Would you filter these records and copy every line that has the word "information"?

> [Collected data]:
════════════════════
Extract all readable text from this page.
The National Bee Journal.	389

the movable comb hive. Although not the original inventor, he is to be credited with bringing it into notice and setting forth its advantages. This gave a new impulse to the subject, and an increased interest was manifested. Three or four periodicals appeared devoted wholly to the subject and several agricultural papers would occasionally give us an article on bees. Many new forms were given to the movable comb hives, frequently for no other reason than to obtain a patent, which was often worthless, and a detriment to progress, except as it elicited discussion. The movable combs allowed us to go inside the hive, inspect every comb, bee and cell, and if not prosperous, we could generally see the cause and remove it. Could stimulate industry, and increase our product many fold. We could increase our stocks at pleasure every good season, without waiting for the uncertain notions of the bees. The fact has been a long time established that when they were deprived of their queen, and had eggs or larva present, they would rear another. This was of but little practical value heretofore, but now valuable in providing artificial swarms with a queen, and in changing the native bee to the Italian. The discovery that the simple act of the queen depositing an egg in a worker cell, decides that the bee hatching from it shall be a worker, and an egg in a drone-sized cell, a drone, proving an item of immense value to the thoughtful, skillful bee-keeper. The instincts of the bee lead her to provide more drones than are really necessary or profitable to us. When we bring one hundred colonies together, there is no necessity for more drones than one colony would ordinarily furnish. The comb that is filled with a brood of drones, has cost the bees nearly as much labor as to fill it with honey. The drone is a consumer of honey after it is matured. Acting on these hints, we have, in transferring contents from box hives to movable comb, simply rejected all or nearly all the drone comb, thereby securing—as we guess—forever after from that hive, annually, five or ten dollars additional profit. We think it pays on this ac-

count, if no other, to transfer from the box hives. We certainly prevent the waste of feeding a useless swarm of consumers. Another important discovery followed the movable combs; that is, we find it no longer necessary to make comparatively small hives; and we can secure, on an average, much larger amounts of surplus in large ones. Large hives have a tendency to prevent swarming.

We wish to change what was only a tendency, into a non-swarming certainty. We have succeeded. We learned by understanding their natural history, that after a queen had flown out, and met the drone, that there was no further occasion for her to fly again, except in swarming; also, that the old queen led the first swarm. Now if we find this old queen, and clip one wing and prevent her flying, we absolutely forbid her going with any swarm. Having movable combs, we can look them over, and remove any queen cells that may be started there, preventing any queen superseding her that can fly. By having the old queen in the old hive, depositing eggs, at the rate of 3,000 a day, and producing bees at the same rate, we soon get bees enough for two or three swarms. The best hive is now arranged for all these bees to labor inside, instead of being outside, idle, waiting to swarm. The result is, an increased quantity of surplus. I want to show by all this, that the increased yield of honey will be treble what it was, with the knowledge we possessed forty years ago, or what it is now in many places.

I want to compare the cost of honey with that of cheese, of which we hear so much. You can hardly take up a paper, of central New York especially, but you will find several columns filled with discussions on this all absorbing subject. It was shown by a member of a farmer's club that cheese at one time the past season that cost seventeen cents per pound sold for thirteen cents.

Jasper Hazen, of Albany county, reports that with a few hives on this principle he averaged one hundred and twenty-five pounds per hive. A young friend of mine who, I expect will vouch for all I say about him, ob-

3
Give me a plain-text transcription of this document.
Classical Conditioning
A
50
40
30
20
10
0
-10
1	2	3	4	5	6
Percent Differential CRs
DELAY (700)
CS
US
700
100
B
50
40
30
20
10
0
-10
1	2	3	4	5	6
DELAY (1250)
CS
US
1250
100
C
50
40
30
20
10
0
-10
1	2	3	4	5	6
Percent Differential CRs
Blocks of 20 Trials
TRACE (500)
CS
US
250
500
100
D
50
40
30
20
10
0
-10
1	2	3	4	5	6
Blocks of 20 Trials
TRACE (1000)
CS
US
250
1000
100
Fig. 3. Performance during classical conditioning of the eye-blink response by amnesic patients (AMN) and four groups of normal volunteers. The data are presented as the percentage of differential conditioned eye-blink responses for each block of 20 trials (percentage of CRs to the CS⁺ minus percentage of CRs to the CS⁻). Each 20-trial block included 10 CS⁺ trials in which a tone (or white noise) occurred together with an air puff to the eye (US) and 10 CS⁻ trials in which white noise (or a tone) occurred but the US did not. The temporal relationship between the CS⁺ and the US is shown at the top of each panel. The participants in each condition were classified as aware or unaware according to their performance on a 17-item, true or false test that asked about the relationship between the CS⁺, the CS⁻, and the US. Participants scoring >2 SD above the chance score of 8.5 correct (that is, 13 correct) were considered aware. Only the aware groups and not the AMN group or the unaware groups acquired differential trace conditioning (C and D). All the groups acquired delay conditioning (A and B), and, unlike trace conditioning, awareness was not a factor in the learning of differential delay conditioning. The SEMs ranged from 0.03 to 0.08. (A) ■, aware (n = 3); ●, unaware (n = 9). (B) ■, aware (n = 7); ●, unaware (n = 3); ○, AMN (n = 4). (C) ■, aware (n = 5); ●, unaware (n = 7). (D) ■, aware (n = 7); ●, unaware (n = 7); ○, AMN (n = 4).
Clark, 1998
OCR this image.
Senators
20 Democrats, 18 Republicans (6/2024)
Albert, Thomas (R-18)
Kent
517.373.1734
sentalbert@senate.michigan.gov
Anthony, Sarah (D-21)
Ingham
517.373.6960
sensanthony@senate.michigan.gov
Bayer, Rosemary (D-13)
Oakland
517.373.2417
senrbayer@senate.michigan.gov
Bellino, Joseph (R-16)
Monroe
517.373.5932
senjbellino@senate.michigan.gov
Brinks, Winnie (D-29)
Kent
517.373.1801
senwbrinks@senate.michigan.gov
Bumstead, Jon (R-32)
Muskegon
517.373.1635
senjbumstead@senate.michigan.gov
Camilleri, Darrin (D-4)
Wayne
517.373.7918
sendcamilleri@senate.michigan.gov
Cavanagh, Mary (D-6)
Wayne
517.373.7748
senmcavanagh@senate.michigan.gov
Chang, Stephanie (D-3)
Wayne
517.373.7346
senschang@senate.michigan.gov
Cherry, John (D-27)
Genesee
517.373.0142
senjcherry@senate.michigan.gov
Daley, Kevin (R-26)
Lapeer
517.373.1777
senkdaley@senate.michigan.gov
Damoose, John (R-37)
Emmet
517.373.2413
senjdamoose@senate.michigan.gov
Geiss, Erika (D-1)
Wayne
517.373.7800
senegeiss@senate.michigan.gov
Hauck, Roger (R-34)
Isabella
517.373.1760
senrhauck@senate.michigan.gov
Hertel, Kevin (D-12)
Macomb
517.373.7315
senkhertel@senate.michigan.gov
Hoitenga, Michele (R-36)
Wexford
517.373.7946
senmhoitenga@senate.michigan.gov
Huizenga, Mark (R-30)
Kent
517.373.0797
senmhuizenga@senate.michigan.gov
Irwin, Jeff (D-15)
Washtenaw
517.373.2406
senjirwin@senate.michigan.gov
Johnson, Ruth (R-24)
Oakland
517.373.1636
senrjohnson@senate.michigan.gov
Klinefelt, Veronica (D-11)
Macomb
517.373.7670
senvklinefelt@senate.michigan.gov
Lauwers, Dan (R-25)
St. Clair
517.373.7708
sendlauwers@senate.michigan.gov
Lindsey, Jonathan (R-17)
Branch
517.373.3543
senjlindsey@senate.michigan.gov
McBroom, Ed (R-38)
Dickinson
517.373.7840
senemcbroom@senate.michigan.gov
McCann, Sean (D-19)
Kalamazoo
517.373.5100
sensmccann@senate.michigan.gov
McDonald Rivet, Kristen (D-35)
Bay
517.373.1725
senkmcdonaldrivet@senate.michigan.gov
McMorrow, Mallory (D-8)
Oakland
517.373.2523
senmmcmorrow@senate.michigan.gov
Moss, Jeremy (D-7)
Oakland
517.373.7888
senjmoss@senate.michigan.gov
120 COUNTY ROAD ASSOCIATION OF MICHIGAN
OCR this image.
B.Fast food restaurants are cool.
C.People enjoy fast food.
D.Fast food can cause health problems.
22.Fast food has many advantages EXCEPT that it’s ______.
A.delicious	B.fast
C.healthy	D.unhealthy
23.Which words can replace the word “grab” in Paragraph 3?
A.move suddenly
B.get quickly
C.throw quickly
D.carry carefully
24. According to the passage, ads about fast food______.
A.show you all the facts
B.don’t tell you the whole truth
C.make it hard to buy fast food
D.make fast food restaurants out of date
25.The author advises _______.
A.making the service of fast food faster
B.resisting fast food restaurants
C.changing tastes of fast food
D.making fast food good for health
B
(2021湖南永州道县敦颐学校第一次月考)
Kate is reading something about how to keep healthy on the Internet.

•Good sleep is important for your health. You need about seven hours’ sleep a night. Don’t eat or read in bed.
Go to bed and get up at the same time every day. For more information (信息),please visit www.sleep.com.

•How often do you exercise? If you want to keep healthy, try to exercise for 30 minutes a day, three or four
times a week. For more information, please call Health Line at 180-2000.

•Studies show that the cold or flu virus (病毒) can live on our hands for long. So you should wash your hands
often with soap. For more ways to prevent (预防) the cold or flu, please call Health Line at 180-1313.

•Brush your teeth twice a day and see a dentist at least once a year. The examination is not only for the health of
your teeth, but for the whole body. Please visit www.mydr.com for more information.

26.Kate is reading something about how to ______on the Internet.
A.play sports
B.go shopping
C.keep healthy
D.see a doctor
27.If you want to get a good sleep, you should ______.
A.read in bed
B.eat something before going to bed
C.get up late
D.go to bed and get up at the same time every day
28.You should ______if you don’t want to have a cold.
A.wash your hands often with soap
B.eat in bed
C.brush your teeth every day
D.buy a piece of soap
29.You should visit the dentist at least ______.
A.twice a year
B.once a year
════════════════════
> [Solution to this exercise]:
Go to bed and get up at the same time every day. For more information (信息),please visit www.sleep.com.
times a week. For more information, please call Health Line at 180-2000.
your teeth, but for the whole body. Please visit www.mydr.com for more information.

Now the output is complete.